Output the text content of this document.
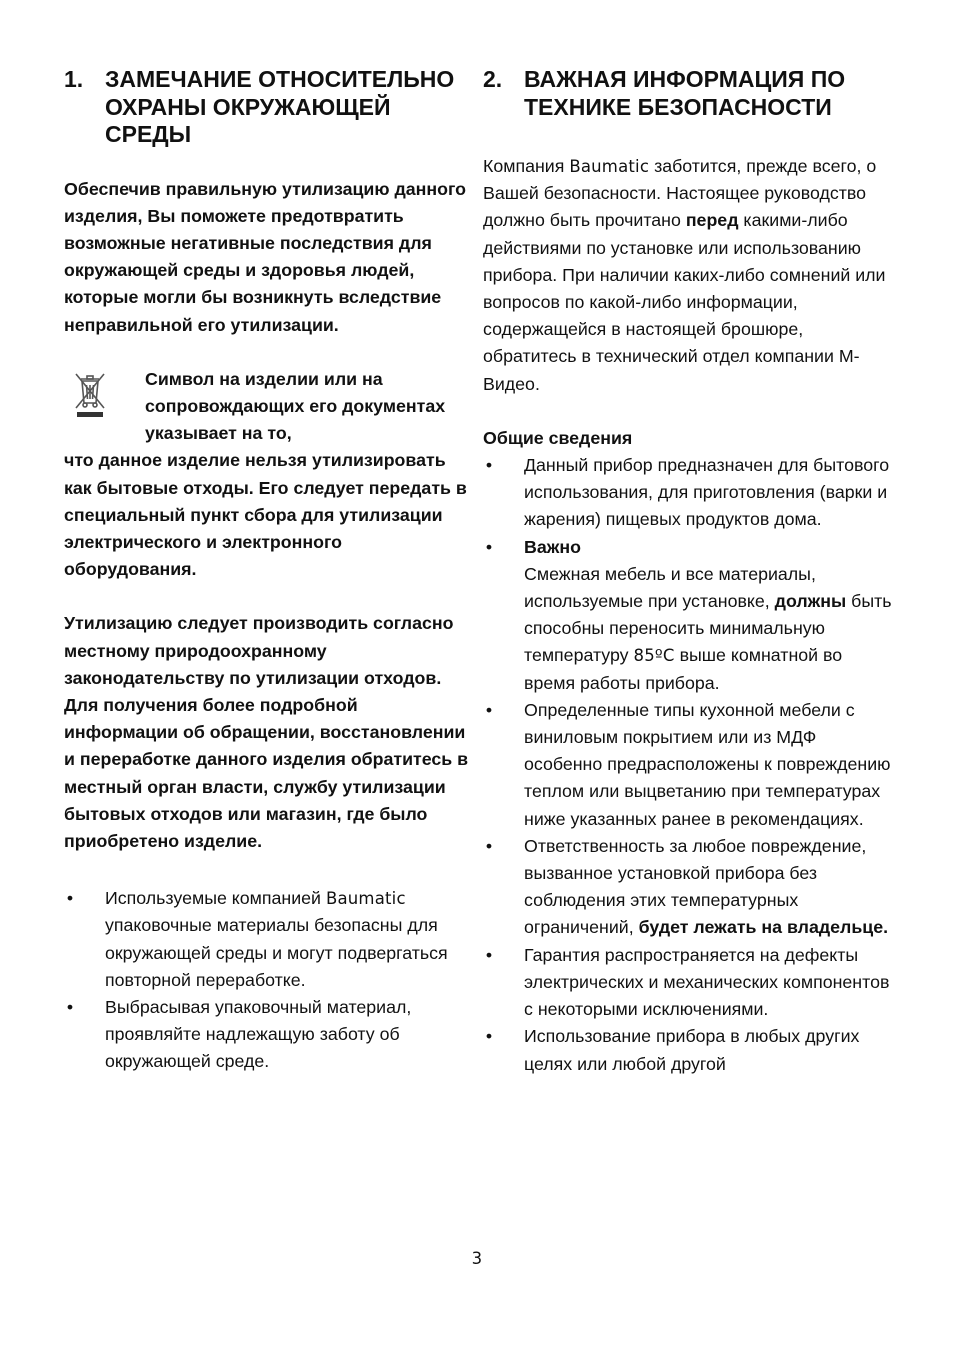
1. ЗАМЕЧАНИЕ ОТНОСИТЕЛЬНО ОХРАНЫ ОКРУЖАЮЩЕЙ СРЕДЫ

Обеспечив правильную утилизацию данного изделия, Вы поможете предотвратить возможные негативные последствия для окружающей среды и здоровья людей, которые могли бы возникнуть вследствие неправильной его утилизации.

Символ на изделии или на сопровождающих его документах указывает на то,

что данное изделие нельзя утилизировать как бытовые отходы. Его следует передать в специальный пункт сбора для утилизации электрического и электронного оборудования.

Утилизацию следует производить согласно местному природоохранному законодательству по утилизации отходов.

Для получения более подробной информации об обращении, восстановлении и переработке данного изделия обратитесь в местный орган власти, службу утилизации бытовых отходов или магазин, где было приобретено изделие.

• Используемые компанией Baumatic упаковочные материалы безопасны для окружающей среды и могут подвергаться повторной переработке.
• Выбрасывая упаковочный материал, проявляйте надлежащую заботу об окружающей среде.
2. ВАЖНАЯ ИНФОРМАЦИЯ ПО ТЕХНИКЕ БЕЗОПАСНОСТИ

Компания Baumatic заботится, прежде всего, о Вашей безопасности. Настоящее руководство должно быть прочитано перед какими-либо действиями по установке или использованию прибора. При наличии каких-либо сомнений или вопросов по какой-либо информации, содержащейся в настоящей брошюре, обратитесь в технический отдел компании М-Видео.

Общие сведения

• Данный прибор предназначен для бытового использования, для приготовления (варки и жарения) пищевых продуктов дома.
• Важно
Смежная мебель и все материалы, используемые при установке, должны быть способны переносить минимальную температуру 85ºC выше комнатной во время работы прибора.
• Определенные типы кухонной мебели с виниловым покрытием или из МДФ особенно предрасположены к повреждению теплом или выцветанию при температурах ниже указанных ранее в рекомендациях.
• Ответственность за любое повреждение, вызванное установкой прибора без соблюдения этих температурных ограничений, будет лежать на владельце.
• Гарантия распространяется на дефекты электрических и механических компонентов с некоторыми исключениями.
• Использование прибора в любых других целях или любой другой
3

■ **EXERCISE DETAILS**: Output, exactly, all the records above; include no pictures.

■ **SOLUTION BELOW**:
Output the text content of this document.
1. ЗАМЕЧАНИЕ ОТНОСИТЕЛЬНО ОХРАНЫ ОКРУЖАЮЩЕЙ СРЕДЫ

Обеспечив правильную утилизацию данного изделия, Вы поможете предотвратить возможные негативные последствия для окружающей среды и здоровья людей, которые могли бы возникнуть вследствие неправильной его утилизации.

Символ на изделии или на сопровождающих его документах указывает на то,

что данное изделие нельзя утилизировать как бытовые отходы. Его следует передать в специальный пункт сбора для утилизации электрического и электронного оборудования.

Утилизацию следует производить согласно местному природоохранному законодательству по утилизации отходов.

Для получения более подробной информации об обращении, восстановлении и переработке данного изделия обратитесь в местный орган власти, службу утилизации бытовых отходов или магазин, где было приобретено изделие.

• Используемые компанией Baumatic упаковочные материалы безопасны для окружающей среды и могут подвергаться повторной переработке.
• Выбрасывая упаковочный материал, проявляйте надлежащую заботу об окружающей среде.
2. ВАЖНАЯ ИНФОРМАЦИЯ ПО ТЕХНИКЕ БЕЗОПАСНОСТИ

Компания Baumatic заботится, прежде всего, о Вашей безопасности. Настоящее руководство должно быть прочитано перед какими-либо действиями по установке или использованию прибора. При наличии каких-либо сомнений или вопросов по какой-либо информации, содержащейся в настоящей брошюре, обратитесь в технический отдел компании М-Видео.

Общие сведения

• Данный прибор предназначен для бытового использования, для приготовления (варки и жарения) пищевых продуктов дома.
• Важно
Смежная мебель и все материалы, используемые при установке, должны быть способны переносить минимальную температуру 85ºC выше комнатной во время работы прибора.
• Определенные типы кухонной мебели с виниловым покрытием или из МДФ особенно предрасположены к повреждению теплом или выцветанию при температурах ниже указанных ранее в рекомендациях.
• Ответственность за любое повреждение, вызванное установкой прибора без соблюдения этих температурных ограничений, будет лежать на владельце.
• Гарантия распространяется на дефекты электрических и механических компонентов с некоторыми исключениями.
• Использование прибора в любых других целях или любой другой
3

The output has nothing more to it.